May 23, 2013 at 9:48 am
David L. Gold
I use “different from” rather than “different to” or “different with” for several reasons:
1. So far as I can recall, I grew up with “different from” (New York City, from 1945).
2. I associate “than” with comparative adjectives and adverbs and “different” is not a comparative form.
3. I associate “to” with similarity of some kind: “akin to,” “similar to,” and maybe other words also (“connected with”? “related to”?).
4. Many American prescriptivists recommend “different from.” If a prescriptivist’s recommendation does not run counter to my sprachgefuehl, I follow it. “Different from” sounds appropriate to me both in speech and in writing, both informally and formally, and never sounds stilted.
May 23, 2013 at 6:30 am
Tom S. Fox
@Ken: In German it’s “anders als,” which corresponds to “different than.”
May 23, 2013 at 10:05 am
David L. Gold
@Ken. “Im Untertschied zu…” ‘in contrast to…, unlike…’ being a prepositional phrase, I believe that Tom is right that it would not be relevant to a discussion of “different.”
In general, looking at other languages is appropriate if one is trying to etymologize a usage (in a lect of any size — from an idiolect to a family of languages) or making comparative studies (when preparing material, say, for students of second languages or for translators), but we would not want to make the mistake of many prescriptivists, especially frequent in earlier times, of taking usage in another language as a standard of correctness (“Because Latin has…, English should have…”).
May 23, 2013 at 2:40 pm
Ken Westmoreland
@Tom Thanks for reminding me – in Dutch als is used to mean ‘than’, (as is as in Afrikaans) although dan is far more widely used in writing. http://taaladvies.net/taal/advies/vraag/1327
I suspected that different to was a calque on a Germanic language.
@David – it was not my intention to say “Because Latin has…, English should have…” but to illustrate how these variations have come about – this is just an example of English expressions which use Latin words but are calqued on Germanic languages, hence different than and different to.

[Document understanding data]
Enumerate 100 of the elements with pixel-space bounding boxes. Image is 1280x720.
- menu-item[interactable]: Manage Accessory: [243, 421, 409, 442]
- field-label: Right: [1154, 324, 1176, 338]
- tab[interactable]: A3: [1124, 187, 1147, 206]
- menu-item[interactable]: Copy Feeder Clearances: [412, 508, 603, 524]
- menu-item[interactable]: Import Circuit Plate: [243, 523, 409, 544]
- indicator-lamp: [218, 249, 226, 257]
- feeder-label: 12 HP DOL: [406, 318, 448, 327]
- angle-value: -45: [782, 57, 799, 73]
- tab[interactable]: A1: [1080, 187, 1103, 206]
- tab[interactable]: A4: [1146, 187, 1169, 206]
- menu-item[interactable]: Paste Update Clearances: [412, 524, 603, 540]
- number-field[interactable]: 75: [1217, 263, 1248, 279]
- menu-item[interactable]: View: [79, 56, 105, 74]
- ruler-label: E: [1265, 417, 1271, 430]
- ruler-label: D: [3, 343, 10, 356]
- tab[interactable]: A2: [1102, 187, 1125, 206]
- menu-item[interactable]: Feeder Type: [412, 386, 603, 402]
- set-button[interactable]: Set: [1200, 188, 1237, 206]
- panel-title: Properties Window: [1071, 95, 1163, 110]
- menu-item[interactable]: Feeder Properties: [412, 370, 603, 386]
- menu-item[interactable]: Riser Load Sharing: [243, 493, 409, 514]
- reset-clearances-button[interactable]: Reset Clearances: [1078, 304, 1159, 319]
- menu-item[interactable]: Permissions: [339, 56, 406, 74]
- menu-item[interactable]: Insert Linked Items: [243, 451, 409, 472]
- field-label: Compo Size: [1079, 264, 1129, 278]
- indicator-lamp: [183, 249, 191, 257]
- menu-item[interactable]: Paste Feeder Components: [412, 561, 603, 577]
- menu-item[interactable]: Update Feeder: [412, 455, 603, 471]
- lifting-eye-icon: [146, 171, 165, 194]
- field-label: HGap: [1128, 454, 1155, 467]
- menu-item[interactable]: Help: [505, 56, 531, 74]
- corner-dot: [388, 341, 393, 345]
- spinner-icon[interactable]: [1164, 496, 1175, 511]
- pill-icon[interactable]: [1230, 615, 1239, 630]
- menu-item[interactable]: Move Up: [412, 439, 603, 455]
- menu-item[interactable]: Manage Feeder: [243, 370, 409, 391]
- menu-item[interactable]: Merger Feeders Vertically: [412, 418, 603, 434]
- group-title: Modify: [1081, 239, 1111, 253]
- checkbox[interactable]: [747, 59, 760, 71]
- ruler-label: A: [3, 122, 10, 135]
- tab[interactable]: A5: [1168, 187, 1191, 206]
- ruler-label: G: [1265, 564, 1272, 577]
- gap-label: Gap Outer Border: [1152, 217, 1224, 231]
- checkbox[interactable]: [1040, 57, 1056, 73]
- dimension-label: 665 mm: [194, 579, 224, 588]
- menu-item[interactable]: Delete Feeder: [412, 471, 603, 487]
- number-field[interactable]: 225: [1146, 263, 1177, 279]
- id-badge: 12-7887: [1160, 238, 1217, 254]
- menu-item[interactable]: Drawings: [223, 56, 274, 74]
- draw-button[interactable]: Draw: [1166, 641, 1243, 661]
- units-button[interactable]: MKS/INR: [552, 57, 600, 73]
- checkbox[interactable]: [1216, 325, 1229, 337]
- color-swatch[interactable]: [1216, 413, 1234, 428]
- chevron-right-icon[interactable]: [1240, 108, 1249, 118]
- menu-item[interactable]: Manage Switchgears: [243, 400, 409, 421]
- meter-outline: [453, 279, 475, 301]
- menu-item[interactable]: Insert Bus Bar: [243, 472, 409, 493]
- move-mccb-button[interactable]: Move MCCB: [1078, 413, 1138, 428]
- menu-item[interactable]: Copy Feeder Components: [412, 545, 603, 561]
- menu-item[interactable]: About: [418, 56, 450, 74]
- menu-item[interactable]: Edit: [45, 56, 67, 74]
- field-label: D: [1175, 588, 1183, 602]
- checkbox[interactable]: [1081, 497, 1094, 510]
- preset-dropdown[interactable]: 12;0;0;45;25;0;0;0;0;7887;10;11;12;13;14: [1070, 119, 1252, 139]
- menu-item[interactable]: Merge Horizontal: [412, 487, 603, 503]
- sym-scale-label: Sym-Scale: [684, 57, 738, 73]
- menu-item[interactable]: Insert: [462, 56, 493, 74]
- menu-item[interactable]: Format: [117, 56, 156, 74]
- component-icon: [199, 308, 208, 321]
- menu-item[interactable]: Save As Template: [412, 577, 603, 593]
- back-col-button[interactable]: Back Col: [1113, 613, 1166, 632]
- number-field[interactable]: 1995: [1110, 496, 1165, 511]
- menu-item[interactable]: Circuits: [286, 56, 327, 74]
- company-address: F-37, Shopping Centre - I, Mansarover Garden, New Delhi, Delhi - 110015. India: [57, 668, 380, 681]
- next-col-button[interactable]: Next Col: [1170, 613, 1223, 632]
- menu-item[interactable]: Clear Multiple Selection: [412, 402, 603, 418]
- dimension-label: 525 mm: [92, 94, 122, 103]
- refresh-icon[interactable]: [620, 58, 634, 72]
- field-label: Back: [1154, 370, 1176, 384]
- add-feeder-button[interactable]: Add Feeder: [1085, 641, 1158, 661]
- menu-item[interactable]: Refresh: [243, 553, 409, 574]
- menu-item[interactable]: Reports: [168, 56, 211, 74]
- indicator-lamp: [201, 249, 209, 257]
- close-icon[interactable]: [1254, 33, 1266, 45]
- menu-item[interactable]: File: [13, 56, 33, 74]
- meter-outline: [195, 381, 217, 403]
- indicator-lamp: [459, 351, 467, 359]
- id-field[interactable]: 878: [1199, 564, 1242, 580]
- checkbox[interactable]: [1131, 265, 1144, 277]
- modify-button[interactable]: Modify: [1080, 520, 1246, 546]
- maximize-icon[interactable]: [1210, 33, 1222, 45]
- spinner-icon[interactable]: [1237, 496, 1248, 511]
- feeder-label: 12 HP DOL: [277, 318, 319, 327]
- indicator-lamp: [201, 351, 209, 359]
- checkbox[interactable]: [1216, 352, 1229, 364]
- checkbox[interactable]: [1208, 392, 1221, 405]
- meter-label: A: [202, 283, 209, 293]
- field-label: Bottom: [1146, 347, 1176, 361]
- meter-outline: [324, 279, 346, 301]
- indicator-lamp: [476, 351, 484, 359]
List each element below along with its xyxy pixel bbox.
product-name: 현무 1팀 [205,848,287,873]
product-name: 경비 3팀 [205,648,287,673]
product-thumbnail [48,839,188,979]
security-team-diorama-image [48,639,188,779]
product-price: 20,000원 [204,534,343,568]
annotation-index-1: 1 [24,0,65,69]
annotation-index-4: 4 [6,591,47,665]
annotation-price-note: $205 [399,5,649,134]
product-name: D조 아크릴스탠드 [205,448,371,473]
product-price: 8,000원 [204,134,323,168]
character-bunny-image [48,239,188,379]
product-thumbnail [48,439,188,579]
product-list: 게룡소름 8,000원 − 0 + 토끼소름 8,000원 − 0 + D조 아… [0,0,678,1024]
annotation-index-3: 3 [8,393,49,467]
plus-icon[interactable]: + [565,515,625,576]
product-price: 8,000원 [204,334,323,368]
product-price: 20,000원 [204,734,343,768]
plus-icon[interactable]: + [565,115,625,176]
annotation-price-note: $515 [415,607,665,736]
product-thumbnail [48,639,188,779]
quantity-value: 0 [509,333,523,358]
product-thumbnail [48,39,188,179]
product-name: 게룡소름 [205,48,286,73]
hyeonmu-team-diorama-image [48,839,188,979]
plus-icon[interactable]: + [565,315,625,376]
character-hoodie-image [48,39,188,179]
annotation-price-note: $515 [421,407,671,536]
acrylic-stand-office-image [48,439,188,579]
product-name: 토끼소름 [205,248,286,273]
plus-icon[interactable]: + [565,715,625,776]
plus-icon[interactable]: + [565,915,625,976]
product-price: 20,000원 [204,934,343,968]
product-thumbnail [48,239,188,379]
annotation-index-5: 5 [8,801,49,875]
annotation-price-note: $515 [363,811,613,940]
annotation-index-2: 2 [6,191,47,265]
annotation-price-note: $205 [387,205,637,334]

* _TASKS AND EXERCISES_
(a) Return the comment thread's wording from "May 23, 2013 at 9:48" to "a comparative form.".
(b) In the comment thread, which German expression does Tom S. Fox say corresponds to "different than"?

* _EXPECTED RESPONSES_
(a)
May 23, 2013 at 9:48 am
David L. Gold
I use “different from” rather than “different to” or “different with” for several reasons:
1. So far as I can recall, I grew up with “different from” (New York City, from 1945).
2. I associate “than” with comparative adjectives and adverbs and “different” is not a comparative form.

(b) "Anders als."